## Data provided

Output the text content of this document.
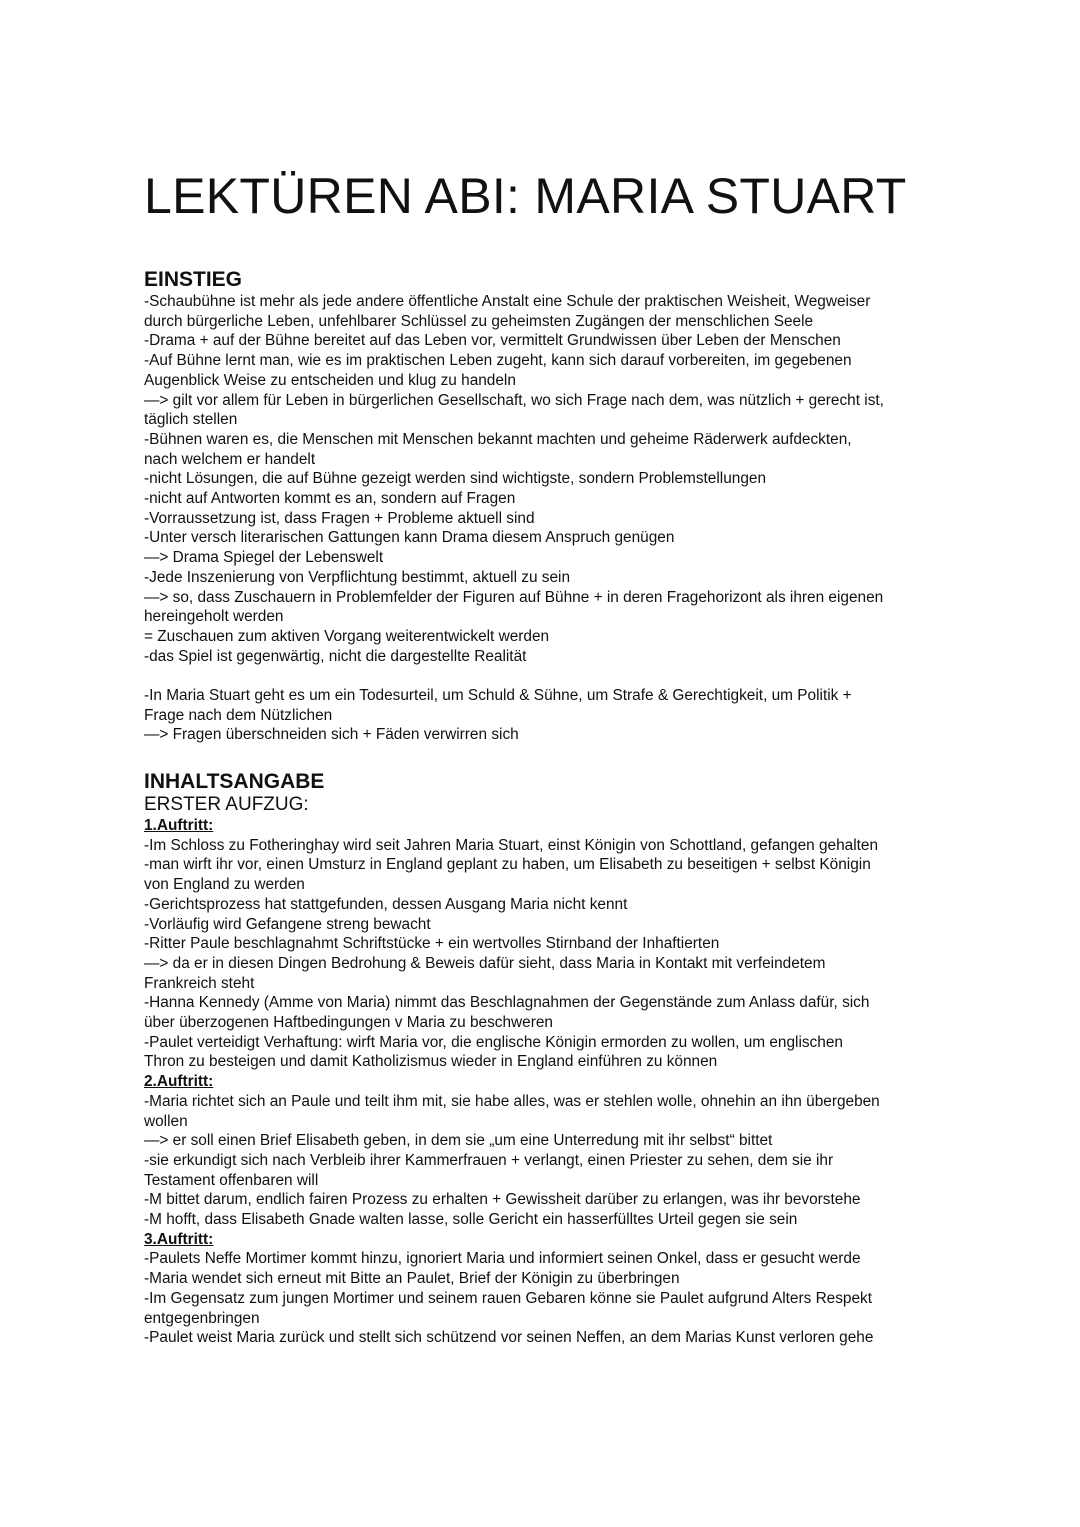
LEKTÜREN ABI: MARIA STUART
EINSTIEG
-Schaubühne ist mehr als jede andere öffentliche Anstalt eine Schule der praktischen Weisheit, Wegweiser
durch bürgerliche Leben, unfehlbarer Schlüssel zu geheimsten Zugängen der menschlichen Seele
-Drama + auf der Bühne bereitet auf das Leben vor, vermittelt Grundwissen über Leben der Menschen
-Auf Bühne lernt man, wie es im praktischen Leben zugeht, kann sich darauf vorbereiten, im gegebenen
Augenblick Weise zu entscheiden und klug zu handeln
—> gilt vor allem für Leben in bürgerlichen Gesellschaft, wo sich Frage nach dem, was nützlich + gerecht ist,
täglich stellen
-Bühnen waren es, die Menschen mit Menschen bekannt machten und geheime Räderwerk aufdeckten,
nach welchem er handelt
-nicht Lösungen, die auf Bühne gezeigt werden sind wichtigste, sondern Problemstellungen
-nicht auf Antworten kommt es an, sondern auf Fragen
-Vorraussetzung ist, dass Fragen + Probleme aktuell sind
-Unter versch literarischen Gattungen kann Drama diesem Anspruch genügen
—> Drama Spiegel der Lebenswelt
-Jede Inszenierung von Verpflichtung bestimmt, aktuell zu sein
—> so, dass Zuschauern in Problemfelder der Figuren auf Bühne + in deren Fragehorizont als ihren eigenen
hereingeholt werden
= Zuschauen zum aktiven Vorgang weiterentwickelt werden
-das Spiel ist gegenwärtig, nicht die dargestellte Realität
-In Maria Stuart geht es um ein Todesurteil, um Schuld & Sühne, um Strafe & Gerechtigkeit, um Politik +
Frage nach dem Nützlichen
—> Fragen überschneiden sich + Fäden verwirren sich
INHALTSANGABE
ERSTER AUFZUG:
1.Auftritt:
-Im Schloss zu Fotheringhay wird seit Jahren Maria Stuart, einst Königin von Schottland, gefangen gehalten
-man wirft ihr vor, einen Umsturz in England geplant zu haben, um Elisabeth zu beseitigen + selbst Königin
von England zu werden
-Gerichtsprozess hat stattgefunden, dessen Ausgang Maria nicht kennt
-Vorläufig wird Gefangene streng bewacht
-Ritter Paule beschlagnahmt Schriftstücke + ein wertvolles Stirnband der Inhaftierten
—> da er in diesen Dingen Bedrohung & Beweis dafür sieht, dass Maria in Kontakt mit verfeindetem
Frankreich steht
-Hanna Kennedy (Amme von Maria) nimmt das Beschlagnahmen der Gegenstände zum Anlass dafür, sich
über überzogenen Haftbedingungen v Maria zu beschweren
-Paulet verteidigt Verhaftung: wirft Maria vor, die englische Königin ermorden zu wollen, um englischen
Thron zu besteigen und damit Katholizismus wieder in England einführen zu können
2.Auftritt:
-Maria richtet sich an Paule und teilt ihm mit, sie habe alles, was er stehlen wolle, ohnehin an ihn übergeben
wollen
—> er soll einen Brief Elisabeth geben, in dem sie „um eine Unterredung mit ihr selbst“ bittet
-sie erkundigt sich nach Verbleib ihrer Kammerfrauen + verlangt, einen Priester zu sehen, dem sie ihr
Testament offenbaren will
-M bittet darum, endlich fairen Prozess zu erhalten + Gewissheit darüber zu erlangen, was ihr bevorstehe
-M hofft, dass Elisabeth Gnade walten lasse, solle Gericht ein hasserfülltes Urteil gegen sie sein
3.Auftritt:
-Paulets Neffe Mortimer kommt hinzu, ignoriert Maria und informiert seinen Onkel, dass er gesucht werde
-Maria wendet sich erneut mit Bitte an Paulet, Brief der Königin zu überbringen
-Im Gegensatz zum jungen Mortimer und seinem rauen Gebaren könne sie Paulet aufgrund Alters Respekt
entgegenbringen
-Paulet weist Maria zurück und stellt sich schützend vor seinen Neffen, an dem Marias Kunst verloren gehe
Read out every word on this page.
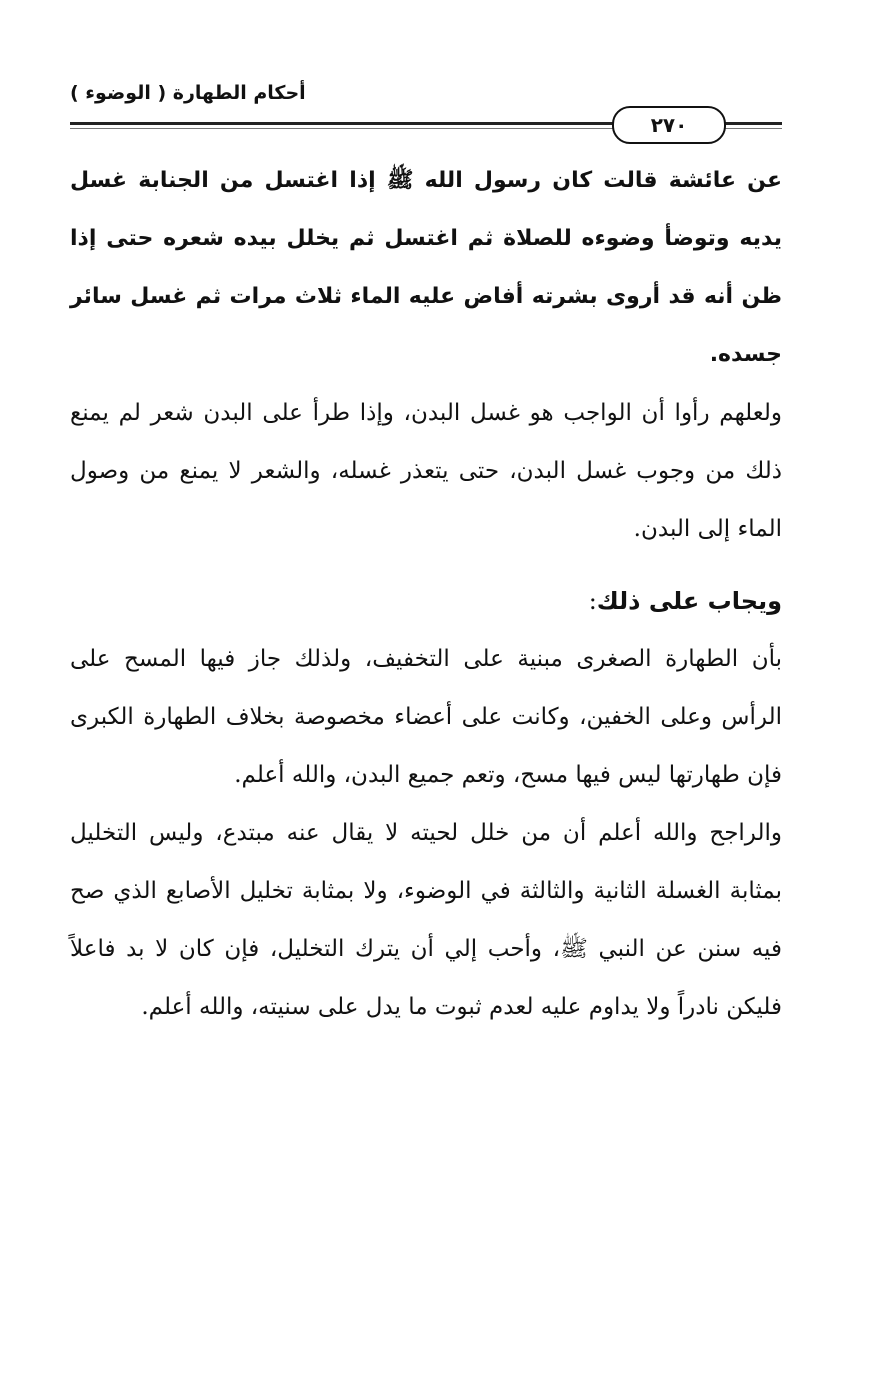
أحكام الطهارة ( الوضوء )
٢٧٠

عن عائشة قالت كان رسول الله ﷺ إذا اغتسل من الجنابة غسل يديه وتوضأ وضوءه للصلاة ثم اغتسل ثم يخلل بيده شعره حتى إذا ظن أنه قد أروى بشرته أفاض عليه الماء ثلاث مرات ثم غسل سائر جسده.

ولعلهم رأوا أن الواجب هو غسل البدن، وإذا طرأ على البدن شعر لم يمنع ذلك من وجوب غسل البدن، حتى يتعذر غسله، والشعر لا يمنع من وصول الماء إلى البدن.

ويجاب على ذلك:

بأن الطهارة الصغرى مبنية على التخفيف، ولذلك جاز فيها المسح على الرأس وعلى الخفين، وكانت على أعضاء مخصوصة بخلاف الطهارة الكبرى فإن طهارتها ليس فيها مسح، وتعم جميع البدن، والله أعلم.

والراجح والله أعلم أن من خلل لحيته لا يقال عنه مبتدع، وليس التخليل بمثابة الغسلة الثانية والثالثة في الوضوء، ولا بمثابة تخليل الأصابع الذي صح فيه سنن عن النبي ﷺ، وأحب إلي أن يترك التخليل، فإن كان لا بد فاعلاً فليكن نادراً ولا يداوم عليه لعدم ثبوت ما يدل على سنيته، والله أعلم.
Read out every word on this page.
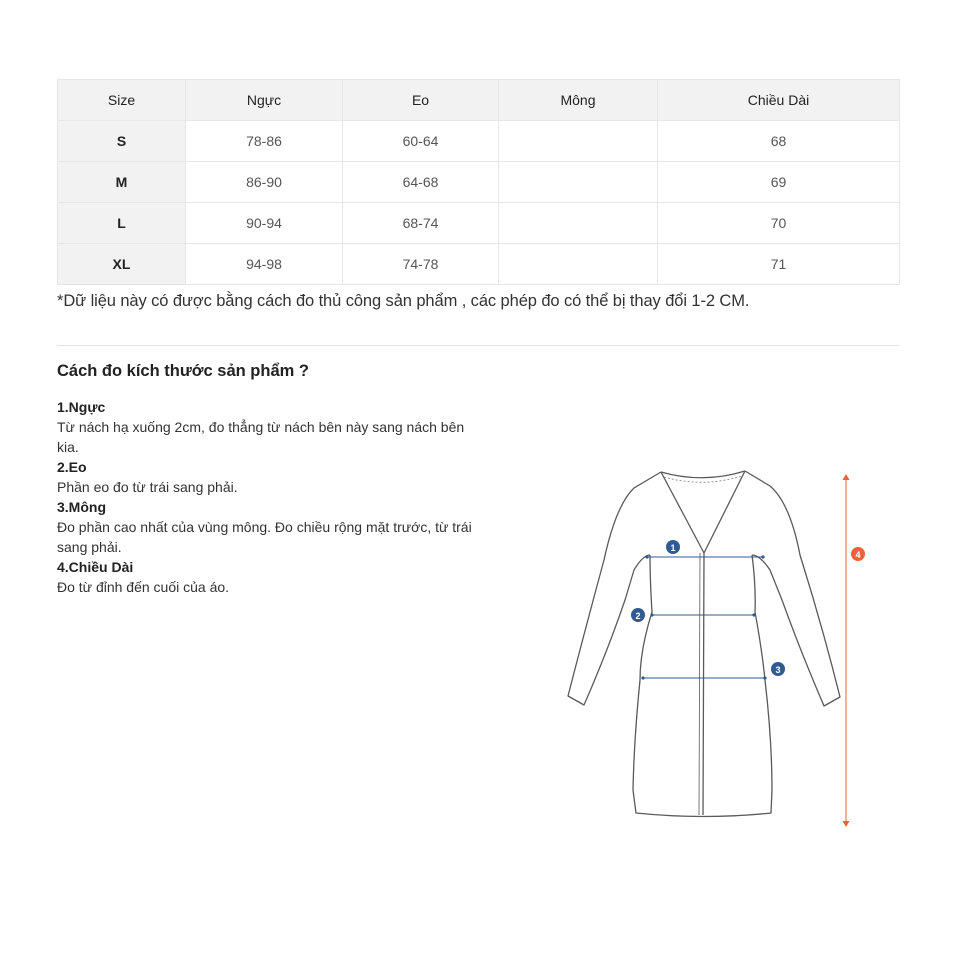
Size	Ngực	Eo	Mông	Chiều Dài
S	78-86	60-64		68
M	86-90	64-68		69
L	90-94	68-74		70
XL	94-98	74-78		71
*Dữ liệu này có được bằng cách đo thủ công sản phẩm , các phép đo có thể bị thay đổi 1-2 CM.
Cách đo kích thước sản phẩm ?
1.Ngực
Từ nách hạ xuống 2cm, đo thẳng từ nách bên này sang nách bên kia.
2.Eo
Phần eo đo từ trái sang phải.
3.Mông
Đo phần cao nhất của vùng mông. Đo chiều rộng mặt trước, từ trái sang phải.
4.Chiều Dài
Đo từ đỉnh đến cuối của áo.
1
2
3
4
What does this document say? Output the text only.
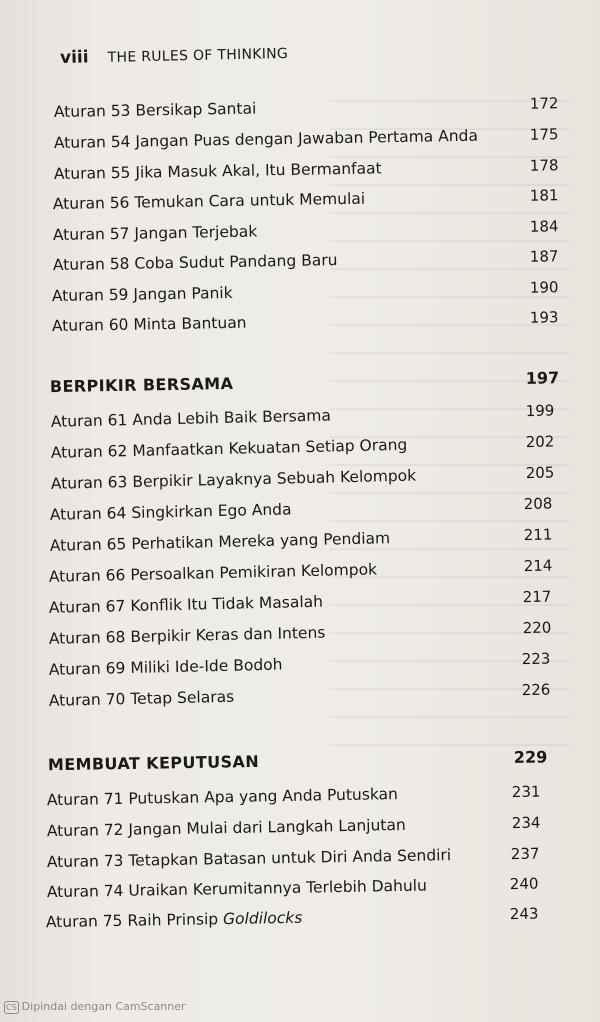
viii THE RULES OF THINKING
Aturan 53 Bersikap Santai	172
Aturan 54 Jangan Puas dengan Jawaban Pertama Anda	175
Aturan 55 Jika Masuk Akal, Itu Bermanfaat	178
Aturan 56 Temukan Cara untuk Memulai	181
Aturan 57 Jangan Terjebak	184
Aturan 58 Coba Sudut Pandang Baru	187
Aturan 59 Jangan Panik	190
Aturan 60 Minta Bantuan	193
BERPIKIR BERSAMA	197
Aturan 61 Anda Lebih Baik Bersama	199
Aturan 62 Manfaatkan Kekuatan Setiap Orang	202
Aturan 63 Berpikir Layaknya Sebuah Kelompok	205
Aturan 64 Singkirkan Ego Anda	208
Aturan 65 Perhatikan Mereka yang Pendiam	211
Aturan 66 Persoalkan Pemikiran Kelompok	214
Aturan 67 Konflik Itu Tidak Masalah	217
Aturan 68 Berpikir Keras dan Intens	220
Aturan 69 Miliki Ide-Ide Bodoh	223
Aturan 70 Tetap Selaras	226
MEMBUAT KEPUTUSAN	229
Aturan 71 Putuskan Apa yang Anda Putuskan	231
Aturan 72 Jangan Mulai dari Langkah Lanjutan	234
Aturan 73 Tetapkan Batasan untuk Diri Anda Sendiri	237
Aturan 74 Uraikan Kerumitannya Terlebih Dahulu	240
Aturan 75 Raih Prinsip Goldilocks	243
CS Dipindai dengan CamScanner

## Exercise brief
Repeat the records above exactly, leaving out the pictures.

## Full answer
Output the text content of this document.
LEKTÜREN ABI: MARIA STUART
EINSTIEG
-Schaubühne ist mehr als jede andere öffentliche Anstalt eine Schule der praktischen Weisheit, Wegweiser
durch bürgerliche Leben, unfehlbarer Schlüssel zu geheimsten Zugängen der menschlichen Seele
-Drama + auf der Bühne bereitet auf das Leben vor, vermittelt Grundwissen über Leben der Menschen
-Auf Bühne lernt man, wie es im praktischen Leben zugeht, kann sich darauf vorbereiten, im gegebenen
Augenblick Weise zu entscheiden und klug zu handeln
—> gilt vor allem für Leben in bürgerlichen Gesellschaft, wo sich Frage nach dem, was nützlich + gerecht ist,
täglich stellen
-Bühnen waren es, die Menschen mit Menschen bekannt machten und geheime Räderwerk aufdeckten,
nach welchem er handelt
-nicht Lösungen, die auf Bühne gezeigt werden sind wichtigste, sondern Problemstellungen
-nicht auf Antworten kommt es an, sondern auf Fragen
-Vorraussetzung ist, dass Fragen + Probleme aktuell sind
-Unter versch literarischen Gattungen kann Drama diesem Anspruch genügen
—> Drama Spiegel der Lebenswelt
-Jede Inszenierung von Verpflichtung bestimmt, aktuell zu sein
—> so, dass Zuschauern in Problemfelder der Figuren auf Bühne + in deren Fragehorizont als ihren eigenen
hereingeholt werden
= Zuschauen zum aktiven Vorgang weiterentwickelt werden
-das Spiel ist gegenwärtig, nicht die dargestellte Realität
-In Maria Stuart geht es um ein Todesurteil, um Schuld & Sühne, um Strafe & Gerechtigkeit, um Politik +
Frage nach dem Nützlichen
—> Fragen überschneiden sich + Fäden verwirren sich
INHALTSANGABE
ERSTER AUFZUG:
1.Auftritt:
-Im Schloss zu Fotheringhay wird seit Jahren Maria Stuart, einst Königin von Schottland, gefangen gehalten
-man wirft ihr vor, einen Umsturz in England geplant zu haben, um Elisabeth zu beseitigen + selbst Königin
von England zu werden
-Gerichtsprozess hat stattgefunden, dessen Ausgang Maria nicht kennt
-Vorläufig wird Gefangene streng bewacht
-Ritter Paule beschlagnahmt Schriftstücke + ein wertvolles Stirnband der Inhaftierten
—> da er in diesen Dingen Bedrohung & Beweis dafür sieht, dass Maria in Kontakt mit verfeindetem
Frankreich steht
-Hanna Kennedy (Amme von Maria) nimmt das Beschlagnahmen der Gegenstände zum Anlass dafür, sich
über überzogenen Haftbedingungen v Maria zu beschweren
-Paulet verteidigt Verhaftung: wirft Maria vor, die englische Königin ermorden zu wollen, um englischen
Thron zu besteigen und damit Katholizismus wieder in England einführen zu können
2.Auftritt:
-Maria richtet sich an Paule und teilt ihm mit, sie habe alles, was er stehlen wolle, ohnehin an ihn übergeben
wollen
—> er soll einen Brief Elisabeth geben, in dem sie „um eine Unterredung mit ihr selbst“ bittet
-sie erkundigt sich nach Verbleib ihrer Kammerfrauen + verlangt, einen Priester zu sehen, dem sie ihr
Testament offenbaren will
-M bittet darum, endlich fairen Prozess zu erhalten + Gewissheit darüber zu erlangen, was ihr bevorstehe
-M hofft, dass Elisabeth Gnade walten lasse, solle Gericht ein hasserfülltes Urteil gegen sie sein
3.Auftritt:
-Paulets Neffe Mortimer kommt hinzu, ignoriert Maria und informiert seinen Onkel, dass er gesucht werde
-Maria wendet sich erneut mit Bitte an Paulet, Brief der Königin zu überbringen
-Im Gegensatz zum jungen Mortimer und seinem rauen Gebaren könne sie Paulet aufgrund Alters Respekt
entgegenbringen
-Paulet weist Maria zurück und stellt sich schützend vor seinen Neffen, an dem Marias Kunst verloren gehe
Read out every word on this page.
أحكام الطهارة ( الوضوء )
٢٧٠

عن عائشة قالت كان رسول الله ﷺ إذا اغتسل من الجنابة غسل يديه وتوضأ وضوءه للصلاة ثم اغتسل ثم يخلل بيده شعره حتى إذا ظن أنه قد أروى بشرته أفاض عليه الماء ثلاث مرات ثم غسل سائر جسده.

ولعلهم رأوا أن الواجب هو غسل البدن، وإذا طرأ على البدن شعر لم يمنع ذلك من وجوب غسل البدن، حتى يتعذر غسله، والشعر لا يمنع من وصول الماء إلى البدن.

ويجاب على ذلك:

بأن الطهارة الصغرى مبنية على التخفيف، ولذلك جاز فيها المسح على الرأس وعلى الخفين، وكانت على أعضاء مخصوصة بخلاف الطهارة الكبرى فإن طهارتها ليس فيها مسح، وتعم جميع البدن، والله أعلم.

والراجح والله أعلم أن من خلل لحيته لا يقال عنه مبتدع، وليس التخليل بمثابة الغسلة الثانية والثالثة في الوضوء، ولا بمثابة تخليل الأصابع الذي صح فيه سنن عن النبي ﷺ، وأحب إلي أن يترك التخليل، فإن كان لا بد فاعلاً فليكن نادراً ولا يداوم عليه لعدم ثبوت ما يدل على سنيته، والله أعلم.
Read out every word on this page.
Size	Ngực	Eo	Mông	Chiều Dài
S	78-86	60-64		68
M	86-90	64-68		69
L	90-94	68-74		70
XL	94-98	74-78		71
*Dữ liệu này có được bằng cách đo thủ công sản phẩm , các phép đo có thể bị thay đổi 1-2 CM.
Cách đo kích thước sản phẩm ?
1.Ngực
Từ nách hạ xuống 2cm, đo thẳng từ nách bên này sang nách bên kia.
2.Eo
Phần eo đo từ trái sang phải.
3.Mông
Đo phần cao nhất của vùng mông. Đo chiều rộng mặt trước, từ trái sang phải.
4.Chiều Dài
Đo từ đỉnh đến cuối của áo.
1
2
3
4
What does this document say? Output the text only.
viii THE RULES OF THINKING
Aturan 53 Bersikap Santai	172
Aturan 54 Jangan Puas dengan Jawaban Pertama Anda	175
Aturan 55 Jika Masuk Akal, Itu Bermanfaat	178
Aturan 56 Temukan Cara untuk Memulai	181
Aturan 57 Jangan Terjebak	184
Aturan 58 Coba Sudut Pandang Baru	187
Aturan 59 Jangan Panik	190
Aturan 60 Minta Bantuan	193
BERPIKIR BERSAMA	197
Aturan 61 Anda Lebih Baik Bersama	199
Aturan 62 Manfaatkan Kekuatan Setiap Orang	202
Aturan 63 Berpikir Layaknya Sebuah Kelompok	205
Aturan 64 Singkirkan Ego Anda	208
Aturan 65 Perhatikan Mereka yang Pendiam	211
Aturan 66 Persoalkan Pemikiran Kelompok	214
Aturan 67 Konflik Itu Tidak Masalah	217
Aturan 68 Berpikir Keras dan Intens	220
Aturan 69 Miliki Ide-Ide Bodoh	223
Aturan 70 Tetap Selaras	226
MEMBUAT KEPUTUSAN	229
Aturan 71 Putuskan Apa yang Anda Putuskan	231
Aturan 72 Jangan Mulai dari Langkah Lanjutan	234
Aturan 73 Tetapkan Batasan untuk Diri Anda Sendiri	237
Aturan 74 Uraikan Kerumitannya Terlebih Dahulu	240
Aturan 75 Raih Prinsip Goldilocks	243
CS Dipindai dengan CamScanner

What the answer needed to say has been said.